▼

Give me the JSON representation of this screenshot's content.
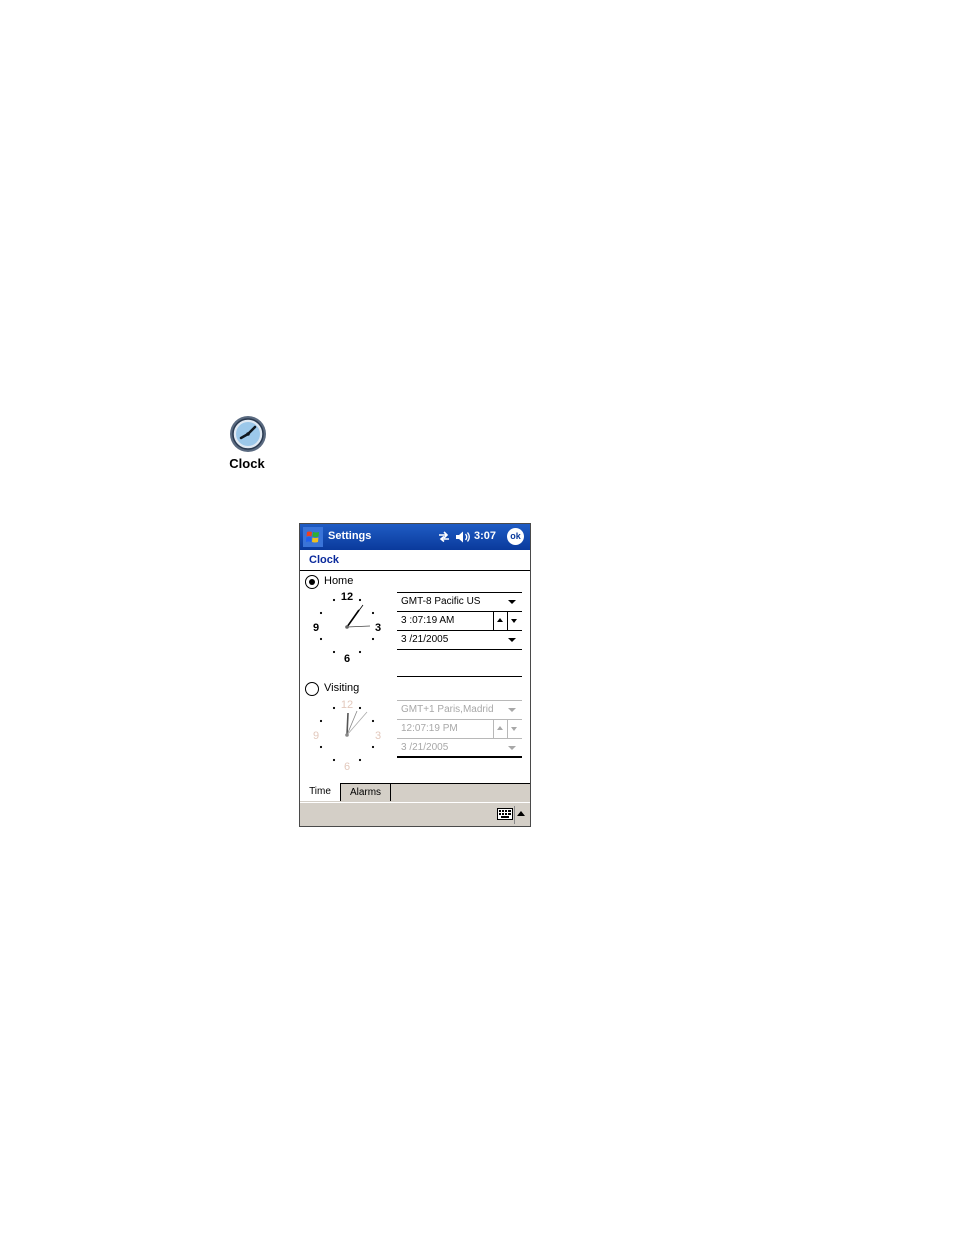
{
  "app_icon": {
    "label": "Clock",
    "icon": "clock-icon"
  },
  "title_bar": {
    "title": "Settings",
    "time": "3:07",
    "ok_label": "ok",
    "icons": [
      "windows-start-icon",
      "connectivity-icon",
      "volume-icon"
    ],
    "color": "#0a3a9c"
  },
  "page": {
    "title": "Clock"
  },
  "home": {
    "label": "Home",
    "selected": true,
    "timezone": "GMT-8 Pacific US",
    "time": "3 :07:19 AM",
    "date": "3 /21/2005",
    "dial": {
      "n12": "12",
      "n3": "3",
      "n6": "6",
      "n9": "9"
    }
  },
  "visiting": {
    "label": "Visiting",
    "selected": false,
    "timezone": "GMT+1 Paris,Madrid",
    "time": "12:07:19 PM",
    "date": "3 /21/2005",
    "dial": {
      "n12": "12",
      "n3": "3",
      "n6": "6",
      "n9": "9"
    }
  },
  "tabs": [
    {
      "label": "Time",
      "active": true
    },
    {
      "label": "Alarms",
      "active": false
    }
  ],
  "menu_bar": {
    "icons": [
      "keyboard-icon",
      "sip-arrow-icon"
    ]
  }
}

▲

• [What you will do]: Leave out the pictures and copy every record above exactly.

• [Task solution]:
Give me the JSON representation of this screenshot's content.
{
  "app_icon": {
    "label": "Clock",
    "icon": "clock-icon"
  },
  "title_bar": {
    "title": "Settings",
    "time": "3:07",
    "ok_label": "ok",
    "icons": [
      "windows-start-icon",
      "connectivity-icon",
      "volume-icon"
    ],
    "color": "#0a3a9c"
  },
  "page": {
    "title": "Clock"
  },
  "home": {
    "label": "Home",
    "selected": true,
    "timezone": "GMT-8 Pacific US",
    "time": "3 :07:19 AM",
    "date": "3 /21/2005",
    "dial": {
      "n12": "12",
      "n3": "3",
      "n6": "6",
      "n9": "9"
    }
  },
  "visiting": {
    "label": "Visiting",
    "selected": false,
    "timezone": "GMT+1 Paris,Madrid",
    "time": "12:07:19 PM",
    "date": "3 /21/2005",
    "dial": {
      "n12": "12",
      "n3": "3",
      "n6": "6",
      "n9": "9"
    }
  },
  "tabs": [
    {
      "label": "Time",
      "active": true
    },
    {
      "label": "Alarms",
      "active": false
    }
  ],
  "menu_bar": {
    "icons": [
      "keyboard-icon",
      "sip-arrow-icon"
    ]
  }
}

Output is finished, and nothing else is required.